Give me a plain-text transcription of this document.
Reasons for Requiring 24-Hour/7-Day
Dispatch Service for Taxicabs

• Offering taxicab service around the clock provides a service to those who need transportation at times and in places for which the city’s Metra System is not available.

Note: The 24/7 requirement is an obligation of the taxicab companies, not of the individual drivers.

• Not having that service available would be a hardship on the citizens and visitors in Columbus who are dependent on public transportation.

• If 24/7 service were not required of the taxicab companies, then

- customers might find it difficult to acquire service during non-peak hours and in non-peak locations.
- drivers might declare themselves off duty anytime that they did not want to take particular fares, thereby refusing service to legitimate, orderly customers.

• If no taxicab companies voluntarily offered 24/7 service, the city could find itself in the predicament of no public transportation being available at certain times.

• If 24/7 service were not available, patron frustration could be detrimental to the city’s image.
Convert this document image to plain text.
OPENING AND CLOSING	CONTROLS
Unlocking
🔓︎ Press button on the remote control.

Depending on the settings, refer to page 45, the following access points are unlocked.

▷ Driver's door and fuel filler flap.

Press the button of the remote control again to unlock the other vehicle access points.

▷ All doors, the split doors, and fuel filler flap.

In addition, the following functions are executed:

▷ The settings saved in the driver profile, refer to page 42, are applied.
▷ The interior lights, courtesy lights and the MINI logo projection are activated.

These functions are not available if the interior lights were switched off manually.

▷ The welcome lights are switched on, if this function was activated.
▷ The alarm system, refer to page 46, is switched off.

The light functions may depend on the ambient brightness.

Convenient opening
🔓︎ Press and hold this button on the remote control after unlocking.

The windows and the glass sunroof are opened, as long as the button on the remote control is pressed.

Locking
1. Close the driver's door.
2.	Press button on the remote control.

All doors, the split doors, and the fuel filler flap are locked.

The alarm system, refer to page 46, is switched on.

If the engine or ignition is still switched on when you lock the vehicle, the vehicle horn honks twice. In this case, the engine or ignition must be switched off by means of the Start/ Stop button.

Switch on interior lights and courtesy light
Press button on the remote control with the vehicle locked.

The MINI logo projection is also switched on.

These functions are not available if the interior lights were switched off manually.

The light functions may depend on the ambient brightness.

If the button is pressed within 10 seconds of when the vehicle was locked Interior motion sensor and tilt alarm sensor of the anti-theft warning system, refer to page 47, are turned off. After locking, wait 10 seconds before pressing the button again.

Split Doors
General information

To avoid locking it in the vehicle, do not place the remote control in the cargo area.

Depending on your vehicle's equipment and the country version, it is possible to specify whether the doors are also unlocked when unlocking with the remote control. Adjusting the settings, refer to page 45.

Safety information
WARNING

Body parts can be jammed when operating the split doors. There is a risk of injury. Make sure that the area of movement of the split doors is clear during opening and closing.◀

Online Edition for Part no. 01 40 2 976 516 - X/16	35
......
■ TASK ■
Restate every line of the data word for word.

■ ANSWER TO THIS TASK ■
Give me a plain-text transcription of this document.
Reasons for Requiring 24-Hour/7-Day
Dispatch Service for Taxicabs

• Offering taxicab service around the clock provides a service to those who need transportation at times and in places for which the city’s Metra System is not available.

Note: The 24/7 requirement is an obligation of the taxicab companies, not of the individual drivers.

• Not having that service available would be a hardship on the citizens and visitors in Columbus who are dependent on public transportation.

• If 24/7 service were not required of the taxicab companies, then

- customers might find it difficult to acquire service during non-peak hours and in non-peak locations.
- drivers might declare themselves off duty anytime that they did not want to take particular fares, thereby refusing service to legitimate, orderly customers.

• If no taxicab companies voluntarily offered 24/7 service, the city could find itself in the predicament of no public transportation being available at certain times.

• If 24/7 service were not available, patron frustration could be detrimental to the city’s image.
Convert this document image to plain text.
OPENING AND CLOSING	CONTROLS
Unlocking
🔓︎ Press button on the remote control.

Depending on the settings, refer to page 45, the following access points are unlocked.

▷ Driver's door and fuel filler flap.

Press the button of the remote control again to unlock the other vehicle access points.

▷ All doors, the split doors, and fuel filler flap.

In addition, the following functions are executed:

▷ The settings saved in the driver profile, refer to page 42, are applied.
▷ The interior lights, courtesy lights and the MINI logo projection are activated.

These functions are not available if the interior lights were switched off manually.

▷ The welcome lights are switched on, if this function was activated.
▷ The alarm system, refer to page 46, is switched off.

The light functions may depend on the ambient brightness.

Convenient opening
🔓︎ Press and hold this button on the remote control after unlocking.

The windows and the glass sunroof are opened, as long as the button on the remote control is pressed.

Locking
1. Close the driver's door.
2.	Press button on the remote control.

All doors, the split doors, and the fuel filler flap are locked.

The alarm system, refer to page 46, is switched on.

If the engine or ignition is still switched on when you lock the vehicle, the vehicle horn honks twice. In this case, the engine or ignition must be switched off by means of the Start/ Stop button.

Switch on interior lights and courtesy light
Press button on the remote control with the vehicle locked.

The MINI logo projection is also switched on.

These functions are not available if the interior lights were switched off manually.

The light functions may depend on the ambient brightness.

If the button is pressed within 10 seconds of when the vehicle was locked Interior motion sensor and tilt alarm sensor of the anti-theft warning system, refer to page 47, are turned off. After locking, wait 10 seconds before pressing the button again.

Split Doors
General information

To avoid locking it in the vehicle, do not place the remote control in the cargo area.

Depending on your vehicle's equipment and the country version, it is possible to specify whether the doors are also unlocked when unlocking with the remote control. Adjusting the settings, refer to page 45.

Safety information
WARNING

Body parts can be jammed when operating the split doors. There is a risk of injury. Make sure that the area of movement of the split doors is clear during opening and closing.◀

Online Edition for Part no. 01 40 2 976 516 - X/16	35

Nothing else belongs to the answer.